→ YOUR OBJECTIVE
Write out the entries verbatim and leave the images out of the copy.

→ Figure contents as structured data
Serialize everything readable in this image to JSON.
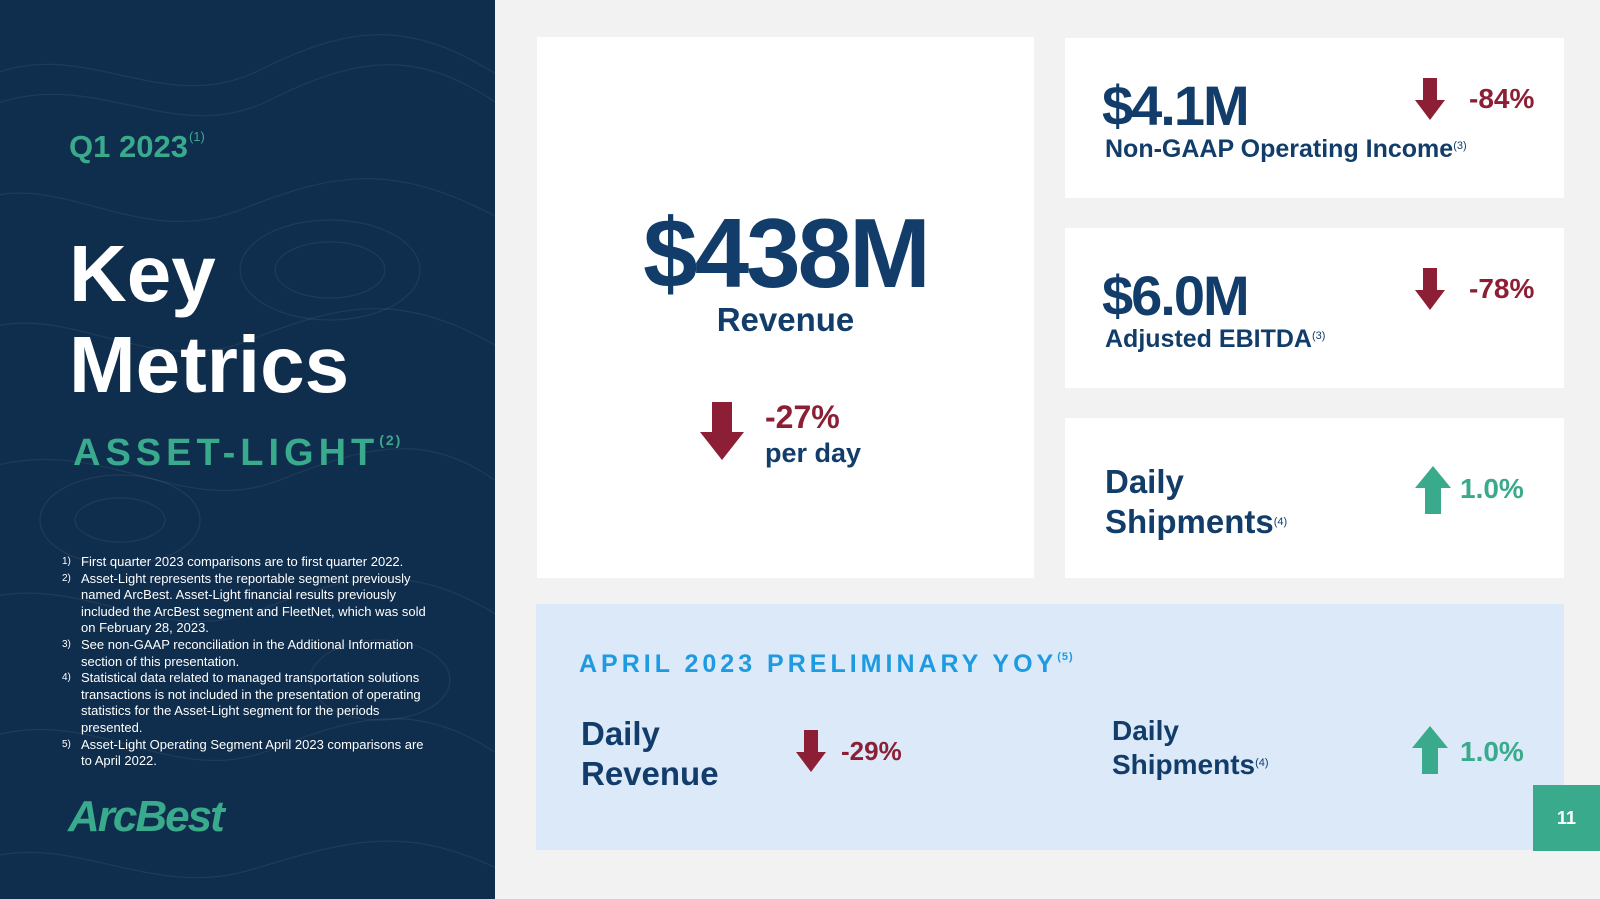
{
  "left": {
    "quarter": "Q1 2023",
    "quarter_note": "(1)",
    "title_line1": "Key",
    "title_line2": "Metrics",
    "segment": "ASSET-LIGHT",
    "segment_note": "(2)",
    "footnotes": [
      {
        "num": "1)",
        "text": "First quarter 2023 comparisons are to first quarter 2022."
      },
      {
        "num": "2)",
        "text": "Asset-Light represents the reportable segment previously named ArcBest. Asset-Light financial results previously included the ArcBest segment and FleetNet, which was sold on February 28, 2023."
      },
      {
        "num": "3)",
        "text": "See non-GAAP reconciliation in the Additional Information section of this presentation."
      },
      {
        "num": "4)",
        "text": "Statistical data related to managed transportation solutions transactions is not included in the presentation of operating statistics for the Asset-Light segment for the periods presented."
      },
      {
        "num": "5)",
        "text": "Asset-Light Operating Segment April 2023 comparisons are to April 2022."
      }
    ],
    "logo": "ArcBest"
  },
  "revenue": {
    "value": "$438M",
    "label": "Revenue",
    "change": "-27%",
    "change_unit": "per day",
    "direction": "down-arrow-icon"
  },
  "metrics": [
    {
      "value": "$4.1M",
      "label": "Non-GAAP Operating Income",
      "note": "(3)",
      "change": "-84%",
      "direction": "down-arrow-icon"
    },
    {
      "value": "$6.0M",
      "label": "Adjusted EBITDA",
      "note": "(3)",
      "change": "-78%",
      "direction": "down-arrow-icon"
    },
    {
      "label_line1": "Daily",
      "label_line2": "Shipments",
      "note": "(4)",
      "change": "1.0%",
      "direction": "up-arrow-icon"
    }
  ],
  "preliminary": {
    "heading": "APRIL 2023 PRELIMINARY YOY",
    "heading_note": "(5)",
    "daily_revenue": {
      "label_line1": "Daily",
      "label_line2": "Revenue",
      "change": "-29%"
    },
    "daily_shipments": {
      "label_line1": "Daily",
      "label_line2": "Shipments",
      "note": "(4)",
      "change": "1.0%"
    }
  },
  "page_number": "11",
  "colors": {
    "navy": "#0f2d4c",
    "dark_blue_text": "#123d6a",
    "teal": "#3aaa8c",
    "decline_red": "#8c1f35",
    "light_blue_bg": "#dbe9f8",
    "heading_blue": "#1e9be0"
  }
}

→ ANSWER TO THIS PROBLEM
Serialize everything readable in this image to JSON.
{
  "left": {
    "quarter": "Q1 2023",
    "quarter_note": "(1)",
    "title_line1": "Key",
    "title_line2": "Metrics",
    "segment": "ASSET-LIGHT",
    "segment_note": "(2)",
    "footnotes": [
      {
        "num": "1)",
        "text": "First quarter 2023 comparisons are to first quarter 2022."
      },
      {
        "num": "2)",
        "text": "Asset-Light represents the reportable segment previously named ArcBest. Asset-Light financial results previously included the ArcBest segment and FleetNet, which was sold on February 28, 2023."
      },
      {
        "num": "3)",
        "text": "See non-GAAP reconciliation in the Additional Information section of this presentation."
      },
      {
        "num": "4)",
        "text": "Statistical data related to managed transportation solutions transactions is not included in the presentation of operating statistics for the Asset-Light segment for the periods presented."
      },
      {
        "num": "5)",
        "text": "Asset-Light Operating Segment April 2023 comparisons are to April 2022."
      }
    ],
    "logo": "ArcBest"
  },
  "revenue": {
    "value": "$438M",
    "label": "Revenue",
    "change": "-27%",
    "change_unit": "per day",
    "direction": "down-arrow-icon"
  },
  "metrics": [
    {
      "value": "$4.1M",
      "label": "Non-GAAP Operating Income",
      "note": "(3)",
      "change": "-84%",
      "direction": "down-arrow-icon"
    },
    {
      "value": "$6.0M",
      "label": "Adjusted EBITDA",
      "note": "(3)",
      "change": "-78%",
      "direction": "down-arrow-icon"
    },
    {
      "label_line1": "Daily",
      "label_line2": "Shipments",
      "note": "(4)",
      "change": "1.0%",
      "direction": "up-arrow-icon"
    }
  ],
  "preliminary": {
    "heading": "APRIL 2023 PRELIMINARY YOY",
    "heading_note": "(5)",
    "daily_revenue": {
      "label_line1": "Daily",
      "label_line2": "Revenue",
      "change": "-29%"
    },
    "daily_shipments": {
      "label_line1": "Daily",
      "label_line2": "Shipments",
      "note": "(4)",
      "change": "1.0%"
    }
  },
  "page_number": "11",
  "colors": {
    "navy": "#0f2d4c",
    "dark_blue_text": "#123d6a",
    "teal": "#3aaa8c",
    "decline_red": "#8c1f35",
    "light_blue_bg": "#dbe9f8",
    "heading_blue": "#1e9be0"
  }
}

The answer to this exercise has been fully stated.